### Exercise
Report each line of the data that includes the word "каймы".

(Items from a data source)
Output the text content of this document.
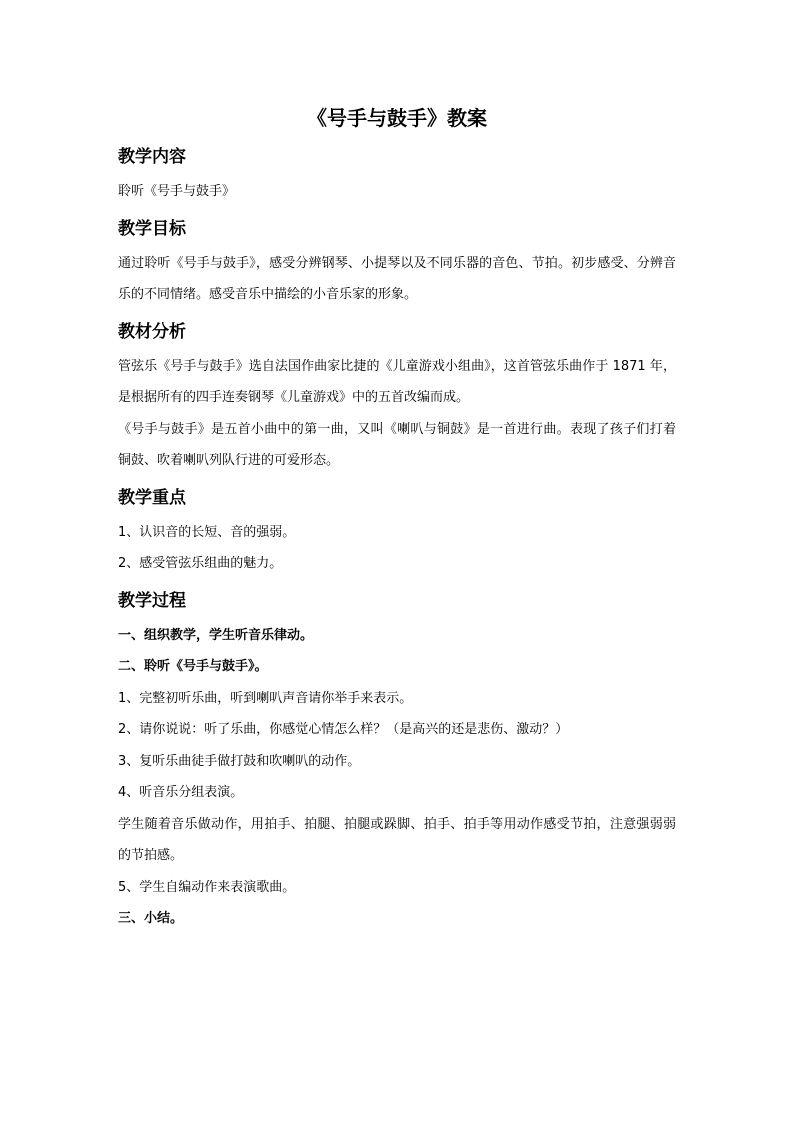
《号手与鼓手》教案
教学内容

聆听《号手与鼓手》

教学目标

通过聆听《号手与鼓手》，感受分辨钢琴、小提琴以及不同乐器的音色、节拍。初步感受、分辨音乐的不同情绪。感受音乐中描绘的小音乐家的形象。

教材分析

管弦乐《号手与鼓手》选自法国作曲家比捷的《儿童游戏小组曲》，这首管弦乐曲作于 1871 年，是根据所有的四手连奏钢琴《儿童游戏》中的五首改编而成。

《号手与鼓手》是五首小曲中的第一曲，又叫《喇叭与铜鼓》是一首进行曲。表现了孩子们打着铜鼓、吹着喇叭列队行进的可爱形态。

教学重点

1、认识音的长短、音的强弱。

2、感受管弦乐组曲的魅力。

教学过程

一、组织教学，学生听音乐律动。

二、聆听《号手与鼓手》。

1、完整初听乐曲，听到喇叭声音请你举手来表示。

2、请你说说：听了乐曲，你感觉心情怎么样？（是高兴的还是悲伤、激动？）

3、复听乐曲徒手做打鼓和吹喇叭的动作。

4、听音乐分组表演。

学生随着音乐做动作，用拍手、拍腿、拍腿或跺脚、拍手、拍手等用动作感受节拍，注意强弱弱的节拍感。

5、学生自编动作来表演歌曲。

三、小结。
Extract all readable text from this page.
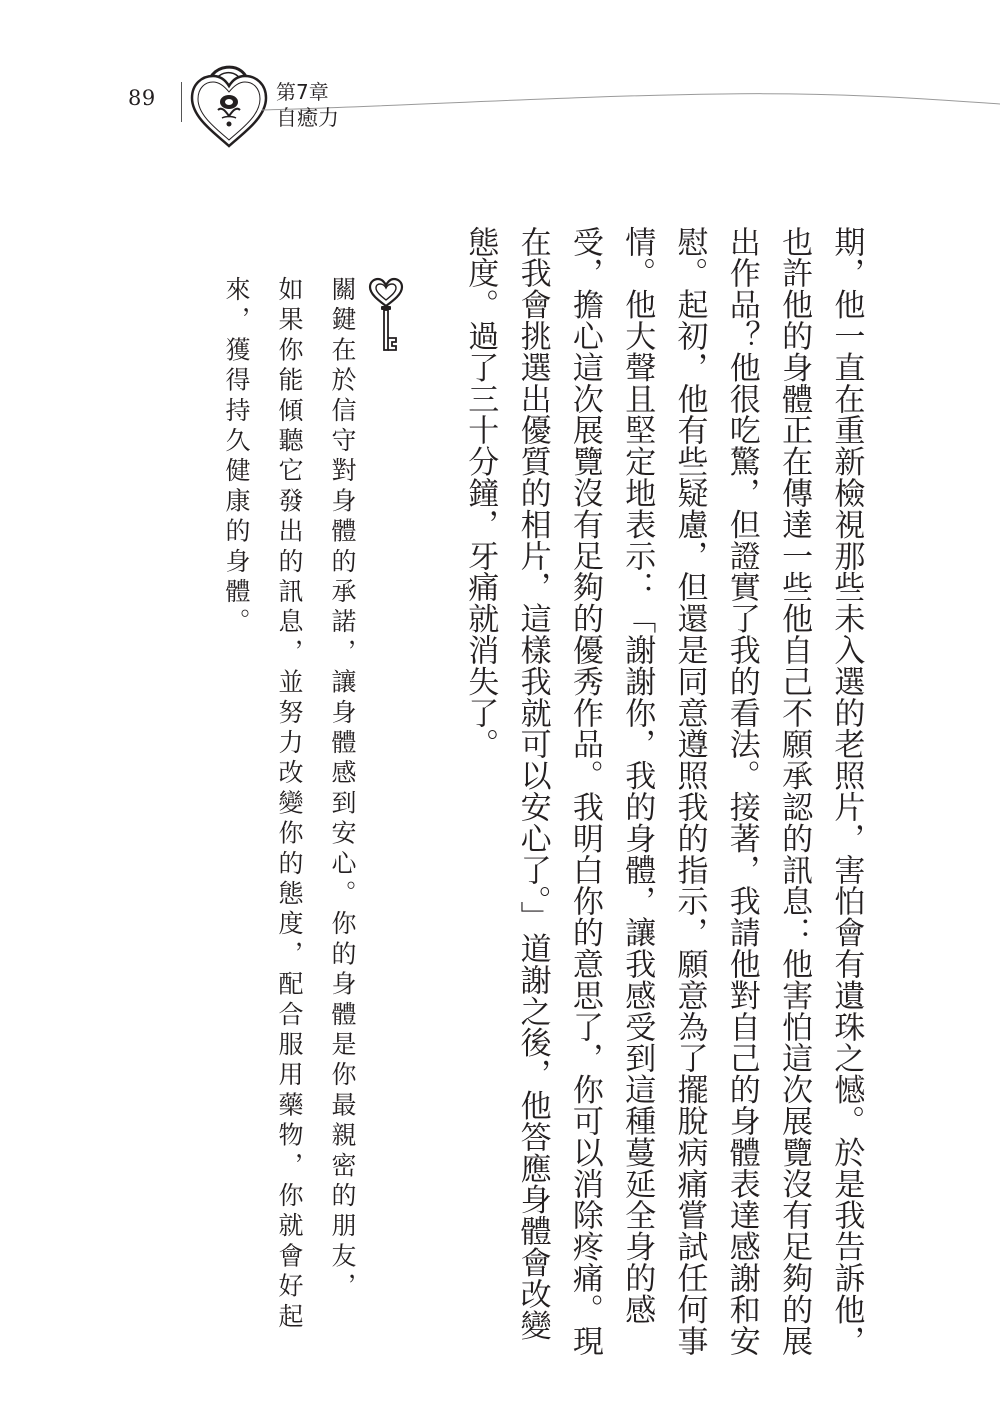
89	第7章
自癒力
期，他一直在重新檢視那些未入選的老照片，害怕會有遺珠之憾。於是我告訴他，
也許他的身體正在傳達一些他自己不願承認的訊息：他害怕這次展覽沒有足夠的展
出作品？他很吃驚，但證實了我的看法。接著，我請他對自己的身體表達感謝和安
慰。起初，他有些疑慮，但還是同意遵照我的指示，願意為了擺脫病痛嘗試任何事
情。他大聲且堅定地表示：「謝謝你，我的身體，讓我感受到這種蔓延全身的感
受，擔心這次展覽沒有足夠的優秀作品。我明白你的意思了，你可以消除疼痛。現
在我會挑選出優質的相片，這樣我就可以安心了。」道謝之後，他答應身體會改變
態度。過了三十分鐘，牙痛就消失了。
關鍵在於信守對身體的承諾，讓身體感到安心。你的身體是你最親密的朋友，
如果你能傾聽它發出的訊息，並努力改變你的態度，配合服用藥物，你就會好起
來，獲得持久健康的身體。
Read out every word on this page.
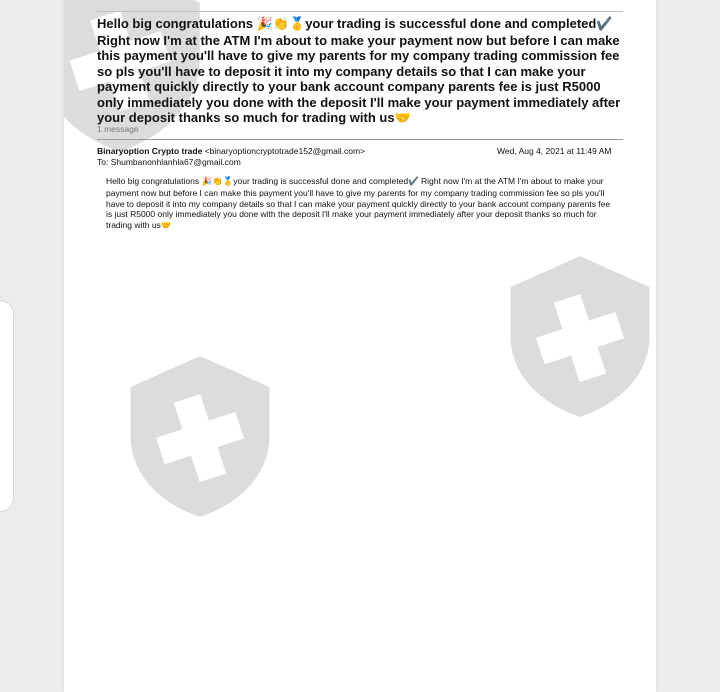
Hello big congratulations 🎉👏🥇your trading is successful done and completed✔️ Right now I'm at the ATM I'm about to make your payment now but before I can make this payment you'll have to give my parents for my company trading commission fee so pls you'll have to deposit it into my company details so that I can make your payment quickly directly to your bank account company parents fee is just R5000 only immediately you done with the deposit I'll make your payment immediately after your deposit thanks so much for trading with us🤝
1 message
Binaryoption Crypto trade <binaryoptioncryptotrade152@gmail.com>	Wed, Aug 4, 2021 at 11:49 AM
To: Shumbanonhlanhla67@gmail.com
Hello big congratulations 🎉👏🥇your trading is successful done and completed✔️ Right now I'm at the ATM I'm about to make your payment now but before I can make this payment you'll have to give my parents for my company trading commission fee so pls you'll have to deposit it into my company details so that I can make your payment quickly directly to your bank account company parents fee is just R5000 only immediately you done with the deposit I'll make your payment immediately after your deposit thanks so much for trading with us🤝
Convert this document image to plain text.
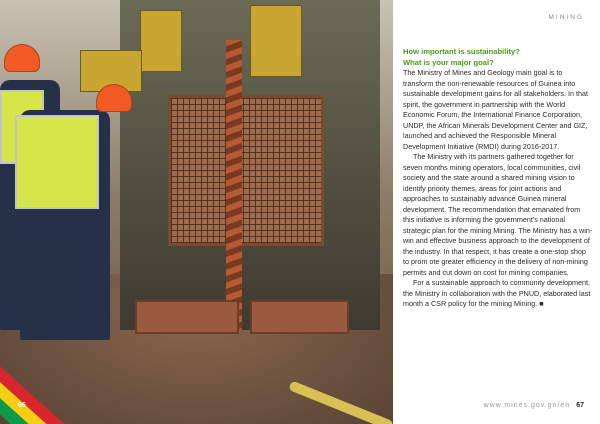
66
MINING
How important is sustainability?
What is your major goal?

The Ministry of Mines and Geology main goal is to transform the non-renewable resources of Guinea into sustainable development gains for all stakeholders. In that spirit, the government in partnership with the World Economic Forum, the International Finance Corporation, UNDP, the African Minerals Development Center and GIZ, launched and achieved the Responsible Mineral Development Initiative (RMDI) during 2016-2017.

The Ministry with its partners gathered together for seven months mining operators, local communities, civil society and the state around a shared mining vision to identify priority themes, areas for joint actions and approaches to sustainably advance Guinea mineral development. The recommendation that emanated from this initiative is informing the government's national strategic plan for the mining Mining. The Ministry has a win-win and effective business approach to the development of the industry. In that respect, it has create a one-stop shop to prom ote greater efficiency in the delivery of non-mining permits and cut down on cost for mining companies.

For a sustainable approach to community development, the Ministry in collaboration with the PNUD, elaborated last month a CSR policy for the mining Mining. ■

www.mines.gov.gn/en 67
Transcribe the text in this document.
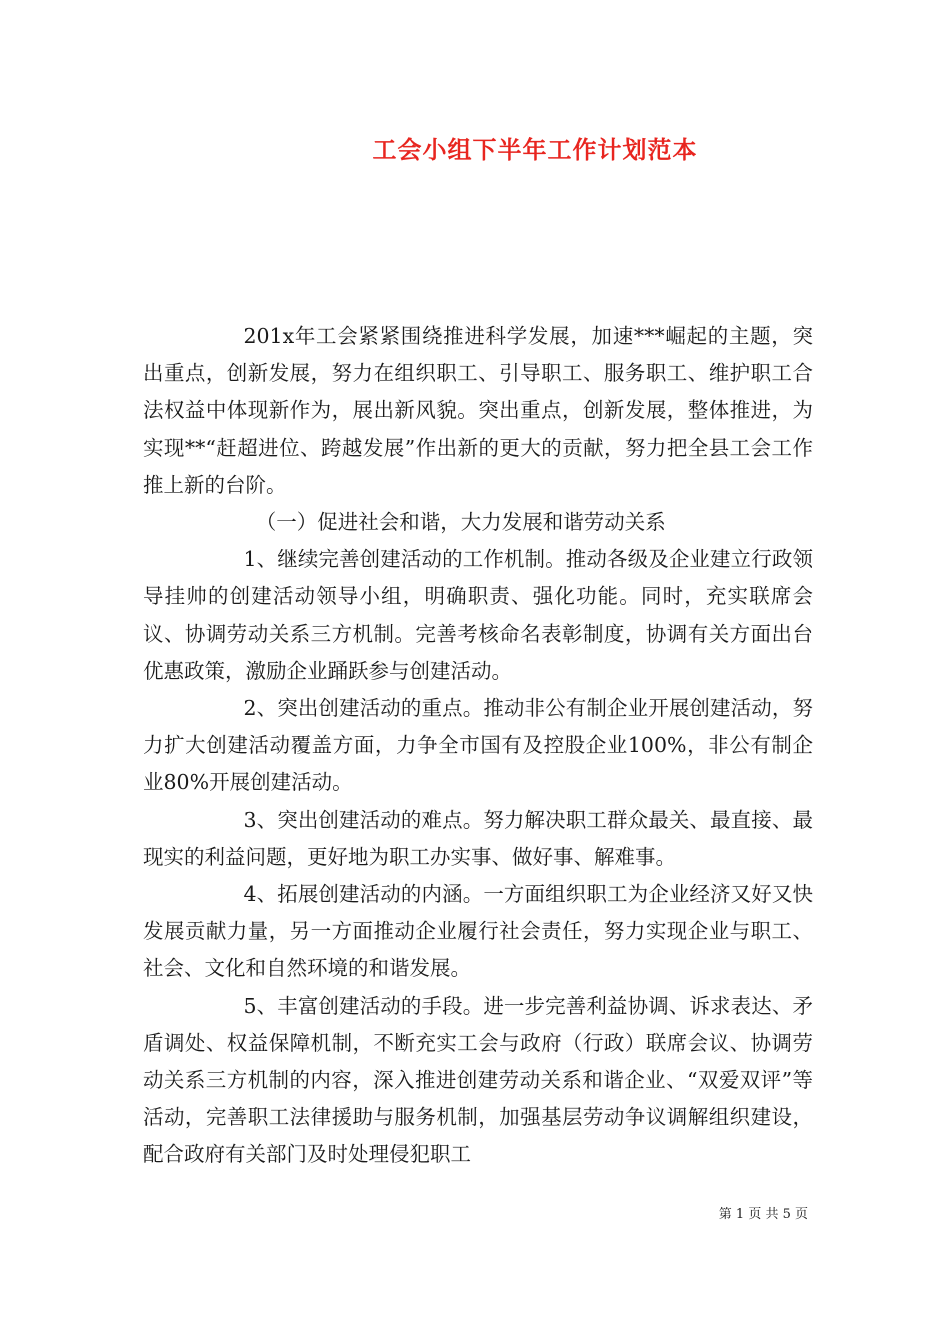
工会小组下半年工作计划范本

201x年工会紧紧围绕推进科学发展，加速***崛起的主题，突出重点，创新发展，努力在组织职工、引导职工、服务职工、维护职工合法权益中体现新作为，展出新风貌。突出重点，创新发展，整体推进，为实现**“赶超进位、跨越发展”作出新的更大的贡献，努力把全县工会工作推上新的台阶。

（一）促进社会和谐，大力发展和谐劳动关系

1、继续完善创建活动的工作机制。推动各级及企业建立行政领导挂帅的创建活动领导小组，明确职责、强化功能。同时，充实联席会议、协调劳动关系三方机制。完善考核命名表彰制度，协调有关方面出台优惠政策，激励企业踊跃参与创建活动。

2、突出创建活动的重点。推动非公有制企业开展创建活动，努力扩大创建活动覆盖方面，力争全市国有及控股企业100%，非公有制企业80%开展创建活动。

3、突出创建活动的难点。努力解决职工群众最关、最直接、最现实的利益问题，更好地为职工办实事、做好事、解难事。

4、拓展创建活动的内涵。一方面组织职工为企业经济又好又快发展贡献力量，另一方面推动企业履行社会责任，努力实现企业与职工、社会、文化和自然环境的和谐发展。

5、丰富创建活动的手段。进一步完善利益协调、诉求表达、矛盾调处、权益保障机制，不断充实工会与政府（行政）联席会议、协调劳动关系三方机制的内容，深入推进创建劳动关系和谐企业、“双爱双评”等活动，完善职工法律援助与服务机制，加强基层劳动争议调解组织建设，配合政府有关部门及时处理侵犯职工

第 1 页 共 5 页
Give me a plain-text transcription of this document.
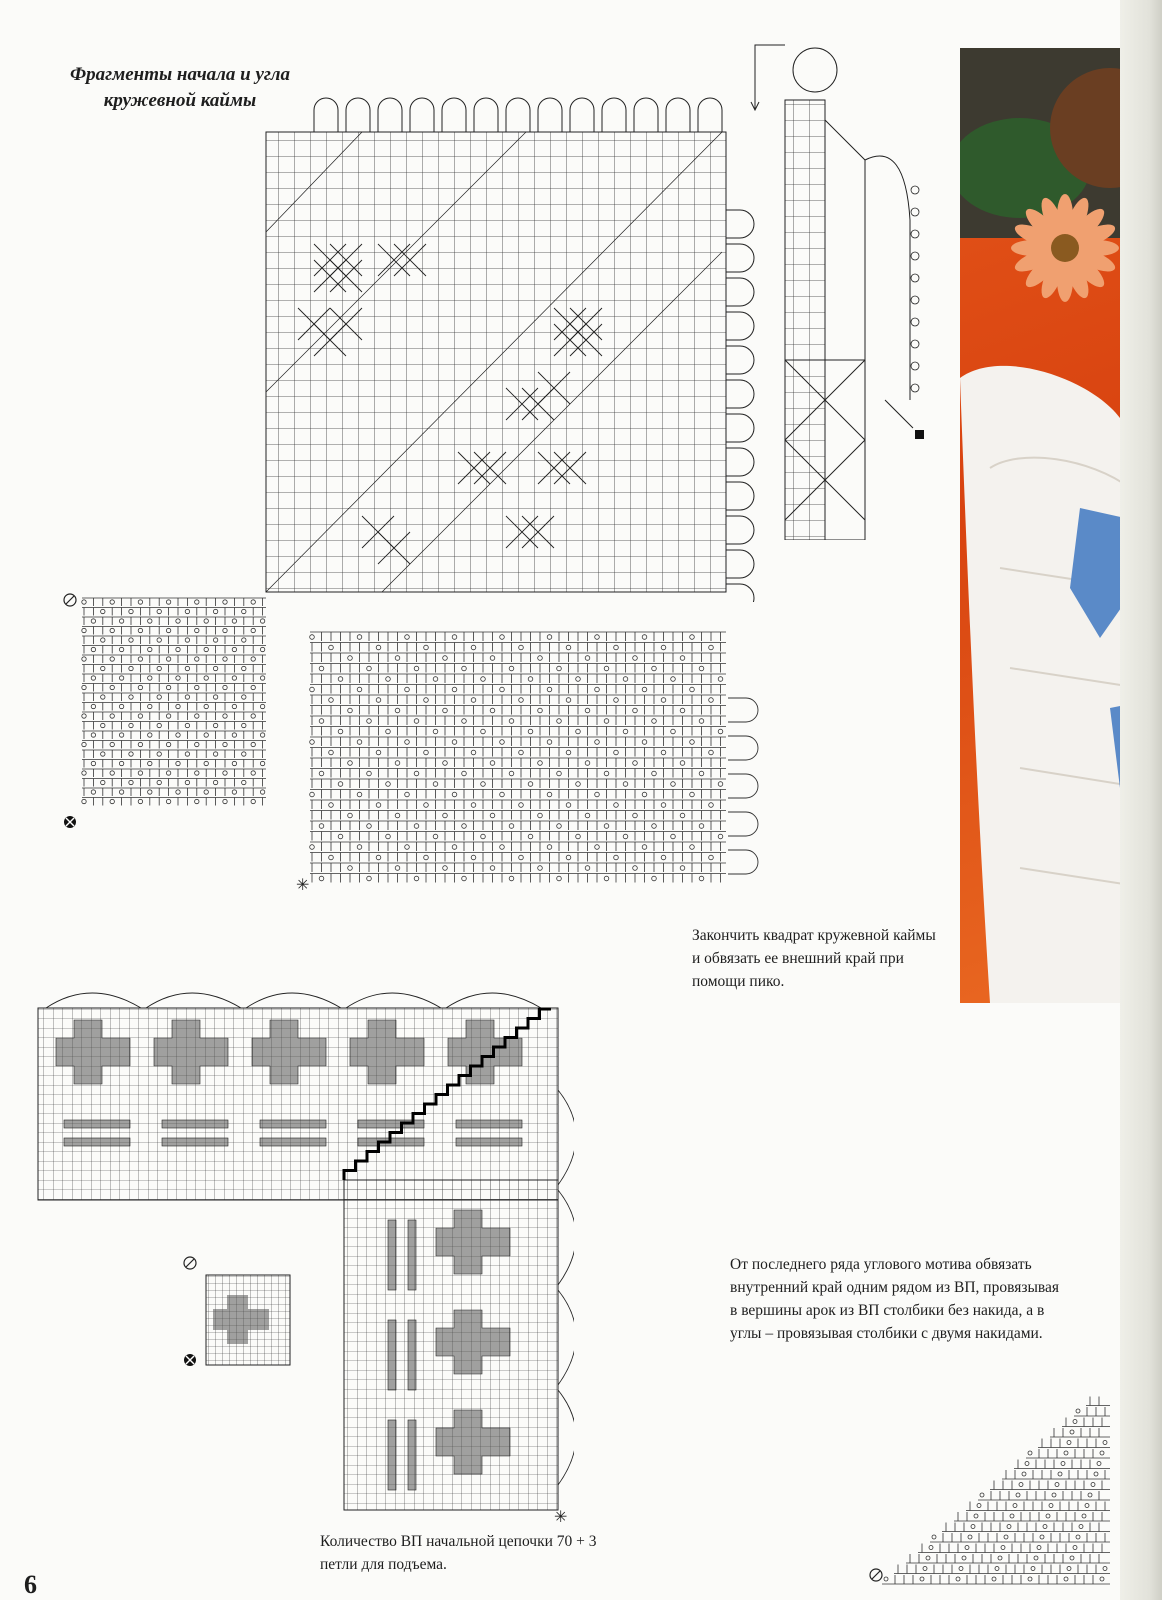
Фрагменты начала и угла кружевной каймы
✳
✳
Закончить квадрат кружевной каймы и обвязать ее внешний край при помощи пико.
От последнего ряда углового мотива обвязать внутренний край одним рядом из ВП, провязывая в вершины арок из ВП столбики без накида, а в углы – провязывая столбики с двумя накидами.
Количество ВП начальной цепочки 70 + 3 петли для подъема.
6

### Exercise result
Фрагменты начала и угла кружевной каймы
Закончить квадрат кружевной каймы и обвязать ее внешний край при помощи пико.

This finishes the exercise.